Data items:
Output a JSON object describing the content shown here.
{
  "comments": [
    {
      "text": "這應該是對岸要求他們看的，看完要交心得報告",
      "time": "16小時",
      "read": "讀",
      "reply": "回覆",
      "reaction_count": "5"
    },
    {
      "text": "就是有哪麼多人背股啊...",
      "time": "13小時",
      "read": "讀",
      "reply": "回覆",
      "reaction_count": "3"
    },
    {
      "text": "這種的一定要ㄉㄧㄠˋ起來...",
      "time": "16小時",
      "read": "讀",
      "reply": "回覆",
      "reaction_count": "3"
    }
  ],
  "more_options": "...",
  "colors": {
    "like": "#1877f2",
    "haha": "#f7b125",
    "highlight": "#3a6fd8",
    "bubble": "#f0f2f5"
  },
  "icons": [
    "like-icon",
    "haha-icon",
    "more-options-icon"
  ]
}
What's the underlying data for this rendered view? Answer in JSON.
---
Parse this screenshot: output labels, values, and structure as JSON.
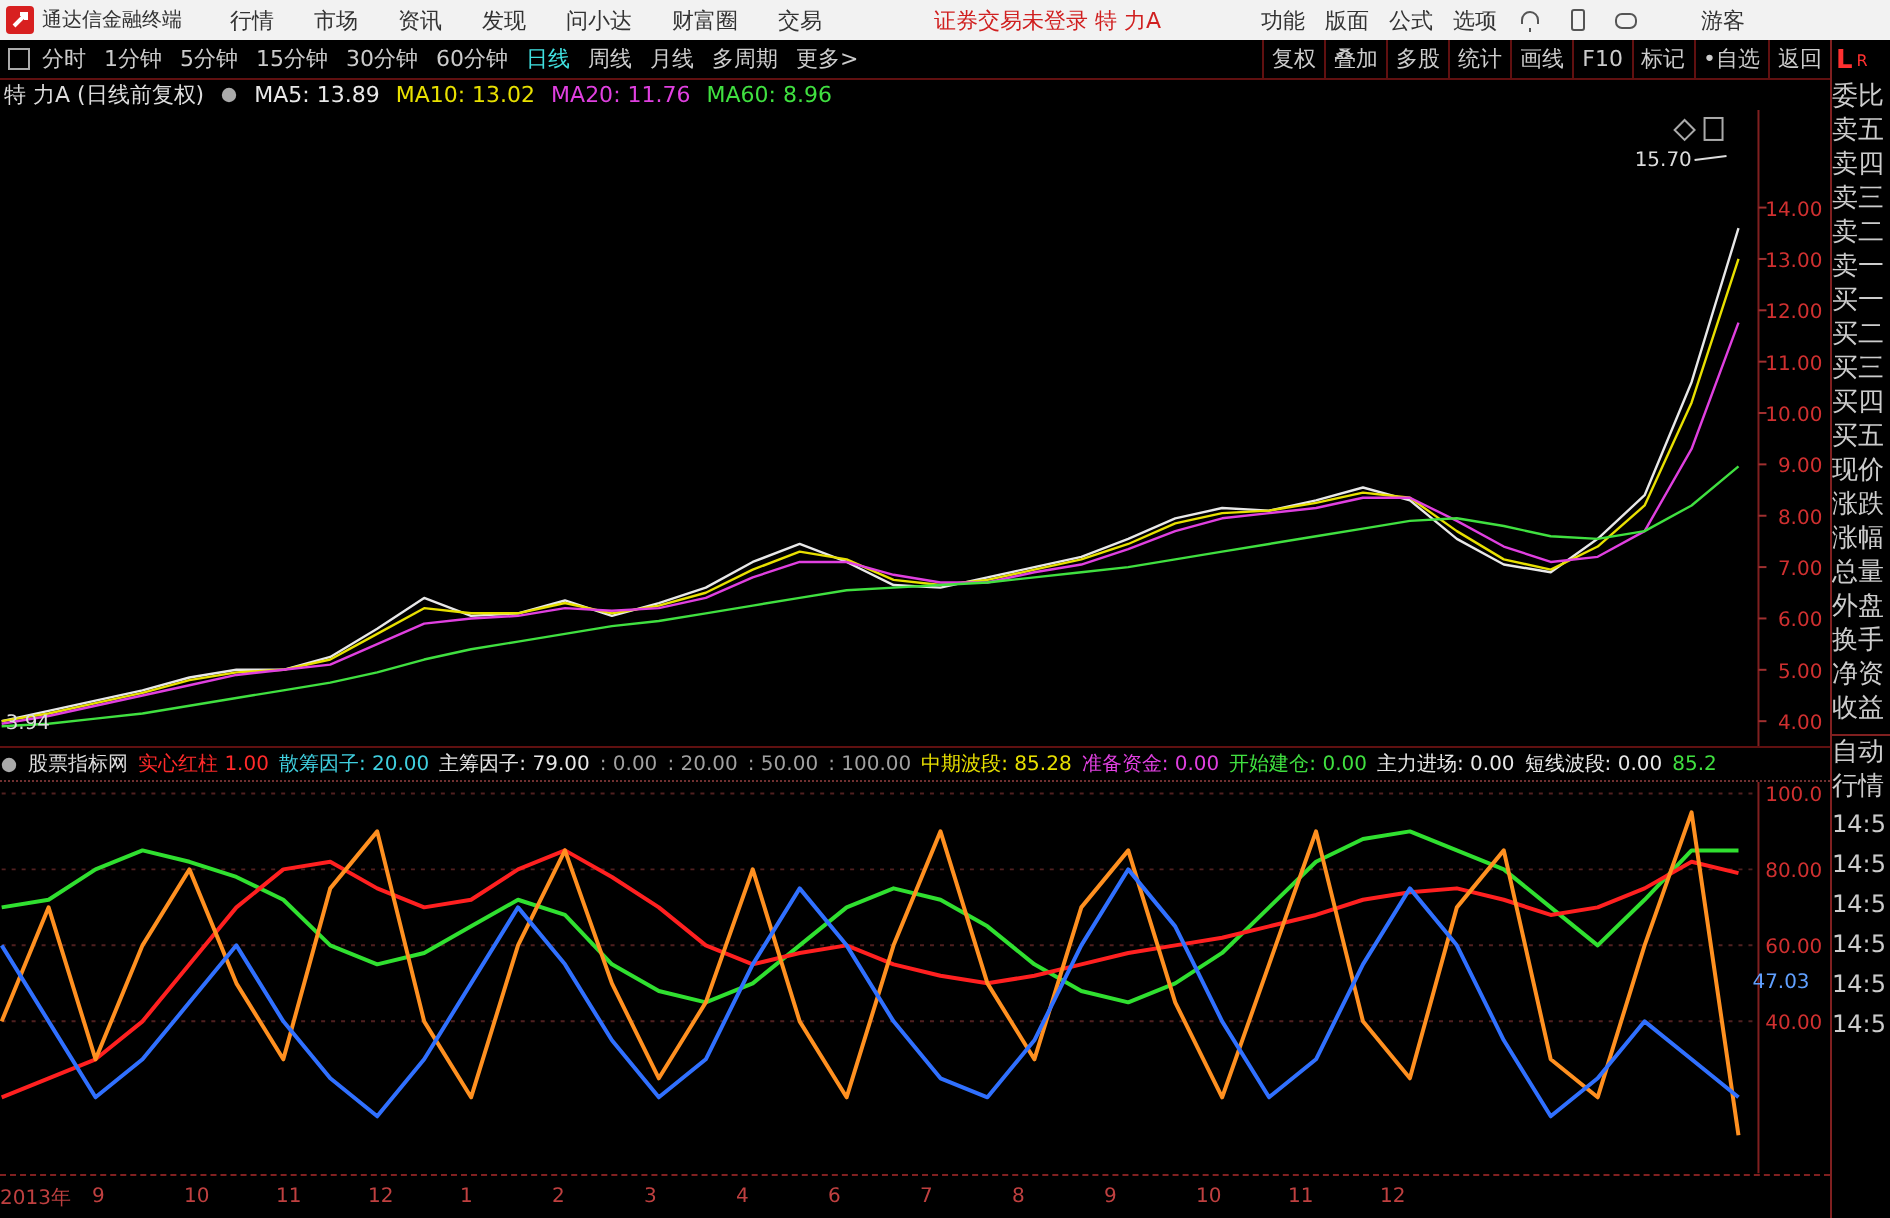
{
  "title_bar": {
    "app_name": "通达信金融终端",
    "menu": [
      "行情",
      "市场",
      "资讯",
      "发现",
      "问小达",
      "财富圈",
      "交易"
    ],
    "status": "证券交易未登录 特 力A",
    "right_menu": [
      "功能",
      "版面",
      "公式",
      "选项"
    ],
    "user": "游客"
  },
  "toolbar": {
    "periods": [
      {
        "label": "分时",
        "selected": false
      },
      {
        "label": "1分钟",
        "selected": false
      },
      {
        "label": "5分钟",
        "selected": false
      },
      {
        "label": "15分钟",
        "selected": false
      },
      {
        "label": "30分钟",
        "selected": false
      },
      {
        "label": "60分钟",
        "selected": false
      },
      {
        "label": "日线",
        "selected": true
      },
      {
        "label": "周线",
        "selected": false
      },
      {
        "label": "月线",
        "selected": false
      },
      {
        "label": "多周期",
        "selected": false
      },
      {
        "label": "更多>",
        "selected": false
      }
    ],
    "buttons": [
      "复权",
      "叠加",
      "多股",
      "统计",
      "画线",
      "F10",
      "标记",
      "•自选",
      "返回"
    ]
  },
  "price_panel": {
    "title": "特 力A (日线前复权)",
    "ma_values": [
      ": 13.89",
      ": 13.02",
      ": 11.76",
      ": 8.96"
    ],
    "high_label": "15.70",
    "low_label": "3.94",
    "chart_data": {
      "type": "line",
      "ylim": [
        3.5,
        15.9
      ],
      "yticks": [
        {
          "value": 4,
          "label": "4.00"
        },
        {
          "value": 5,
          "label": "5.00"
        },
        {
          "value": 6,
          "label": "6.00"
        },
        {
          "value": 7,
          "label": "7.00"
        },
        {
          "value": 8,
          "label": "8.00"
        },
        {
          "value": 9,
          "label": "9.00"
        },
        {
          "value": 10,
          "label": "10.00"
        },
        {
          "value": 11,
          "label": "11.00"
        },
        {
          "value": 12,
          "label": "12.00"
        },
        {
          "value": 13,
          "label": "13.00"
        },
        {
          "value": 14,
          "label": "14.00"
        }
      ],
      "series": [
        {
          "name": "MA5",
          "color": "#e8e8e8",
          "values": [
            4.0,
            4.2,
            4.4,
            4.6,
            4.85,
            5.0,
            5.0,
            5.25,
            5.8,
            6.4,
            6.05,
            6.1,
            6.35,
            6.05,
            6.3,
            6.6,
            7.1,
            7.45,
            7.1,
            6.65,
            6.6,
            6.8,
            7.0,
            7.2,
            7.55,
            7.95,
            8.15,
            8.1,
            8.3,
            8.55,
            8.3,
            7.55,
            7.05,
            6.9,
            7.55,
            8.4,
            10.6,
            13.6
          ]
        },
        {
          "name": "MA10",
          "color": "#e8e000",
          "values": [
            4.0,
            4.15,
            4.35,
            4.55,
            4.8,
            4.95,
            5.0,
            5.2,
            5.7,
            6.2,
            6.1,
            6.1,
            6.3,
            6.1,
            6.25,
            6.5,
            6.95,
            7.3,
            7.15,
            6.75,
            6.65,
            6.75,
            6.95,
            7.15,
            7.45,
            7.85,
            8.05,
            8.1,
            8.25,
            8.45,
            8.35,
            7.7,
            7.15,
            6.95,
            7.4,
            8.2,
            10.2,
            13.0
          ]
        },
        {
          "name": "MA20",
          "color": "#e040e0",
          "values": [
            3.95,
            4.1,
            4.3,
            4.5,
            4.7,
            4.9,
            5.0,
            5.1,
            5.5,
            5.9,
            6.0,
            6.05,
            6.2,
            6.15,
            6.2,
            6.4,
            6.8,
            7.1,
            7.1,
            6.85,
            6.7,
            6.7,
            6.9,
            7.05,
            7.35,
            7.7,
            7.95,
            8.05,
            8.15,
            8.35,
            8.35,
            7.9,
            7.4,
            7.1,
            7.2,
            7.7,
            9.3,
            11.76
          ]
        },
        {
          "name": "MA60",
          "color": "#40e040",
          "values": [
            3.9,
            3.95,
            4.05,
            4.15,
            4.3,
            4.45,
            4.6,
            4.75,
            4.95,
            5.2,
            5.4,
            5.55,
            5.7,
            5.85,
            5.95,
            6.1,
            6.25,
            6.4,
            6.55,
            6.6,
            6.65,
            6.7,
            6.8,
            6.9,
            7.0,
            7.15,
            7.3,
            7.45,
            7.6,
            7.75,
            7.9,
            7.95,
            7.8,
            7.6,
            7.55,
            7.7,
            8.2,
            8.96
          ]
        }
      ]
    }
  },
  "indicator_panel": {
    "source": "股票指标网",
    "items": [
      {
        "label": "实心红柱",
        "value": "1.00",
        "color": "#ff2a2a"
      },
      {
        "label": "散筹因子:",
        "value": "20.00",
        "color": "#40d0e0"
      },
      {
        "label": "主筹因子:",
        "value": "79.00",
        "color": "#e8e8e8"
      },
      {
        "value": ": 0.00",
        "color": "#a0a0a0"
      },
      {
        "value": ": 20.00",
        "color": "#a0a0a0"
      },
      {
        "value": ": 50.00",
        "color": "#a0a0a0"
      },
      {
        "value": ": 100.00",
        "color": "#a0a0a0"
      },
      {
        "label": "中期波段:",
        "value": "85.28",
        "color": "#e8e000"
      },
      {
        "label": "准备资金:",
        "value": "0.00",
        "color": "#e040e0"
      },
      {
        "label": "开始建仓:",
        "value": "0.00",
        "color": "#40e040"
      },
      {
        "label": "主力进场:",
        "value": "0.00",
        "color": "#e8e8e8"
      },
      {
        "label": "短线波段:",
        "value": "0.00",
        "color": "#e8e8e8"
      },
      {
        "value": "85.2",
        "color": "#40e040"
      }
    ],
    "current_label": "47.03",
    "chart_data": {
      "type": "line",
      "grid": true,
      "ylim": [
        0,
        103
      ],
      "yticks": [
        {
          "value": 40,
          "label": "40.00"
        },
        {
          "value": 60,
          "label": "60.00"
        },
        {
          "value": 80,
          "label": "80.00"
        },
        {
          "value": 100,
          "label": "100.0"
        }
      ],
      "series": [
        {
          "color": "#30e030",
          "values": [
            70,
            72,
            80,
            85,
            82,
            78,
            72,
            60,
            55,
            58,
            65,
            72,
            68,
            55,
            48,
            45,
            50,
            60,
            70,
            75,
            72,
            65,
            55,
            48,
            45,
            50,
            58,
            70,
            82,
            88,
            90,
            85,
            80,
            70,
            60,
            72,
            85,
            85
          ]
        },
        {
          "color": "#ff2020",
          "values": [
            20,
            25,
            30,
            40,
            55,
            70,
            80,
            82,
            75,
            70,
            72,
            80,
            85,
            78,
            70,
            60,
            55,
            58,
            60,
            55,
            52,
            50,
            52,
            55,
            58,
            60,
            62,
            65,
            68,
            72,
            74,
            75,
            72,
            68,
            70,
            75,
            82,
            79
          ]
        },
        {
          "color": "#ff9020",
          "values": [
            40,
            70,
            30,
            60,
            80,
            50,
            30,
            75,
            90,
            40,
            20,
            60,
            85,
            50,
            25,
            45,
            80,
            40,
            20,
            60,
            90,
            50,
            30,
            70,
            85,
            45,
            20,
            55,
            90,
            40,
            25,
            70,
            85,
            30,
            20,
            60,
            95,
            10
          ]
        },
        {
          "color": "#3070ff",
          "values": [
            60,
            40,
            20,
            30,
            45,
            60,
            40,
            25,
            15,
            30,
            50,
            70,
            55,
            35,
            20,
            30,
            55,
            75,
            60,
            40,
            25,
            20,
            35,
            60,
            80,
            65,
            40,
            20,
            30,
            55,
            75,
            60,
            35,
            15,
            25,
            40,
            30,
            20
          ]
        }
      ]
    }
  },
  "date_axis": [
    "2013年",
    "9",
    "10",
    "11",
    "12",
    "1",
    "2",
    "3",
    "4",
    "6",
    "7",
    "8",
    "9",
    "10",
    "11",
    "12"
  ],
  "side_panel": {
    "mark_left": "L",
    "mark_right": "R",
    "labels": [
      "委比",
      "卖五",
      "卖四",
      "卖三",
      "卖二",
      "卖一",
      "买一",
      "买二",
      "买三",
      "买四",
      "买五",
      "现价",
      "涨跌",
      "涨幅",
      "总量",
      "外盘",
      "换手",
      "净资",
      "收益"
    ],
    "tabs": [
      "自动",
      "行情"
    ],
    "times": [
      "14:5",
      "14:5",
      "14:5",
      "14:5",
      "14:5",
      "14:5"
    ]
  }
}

Aim of the task: Look through the records and count each line that holds "JSON". Write only the total.

Answer to the problem: 3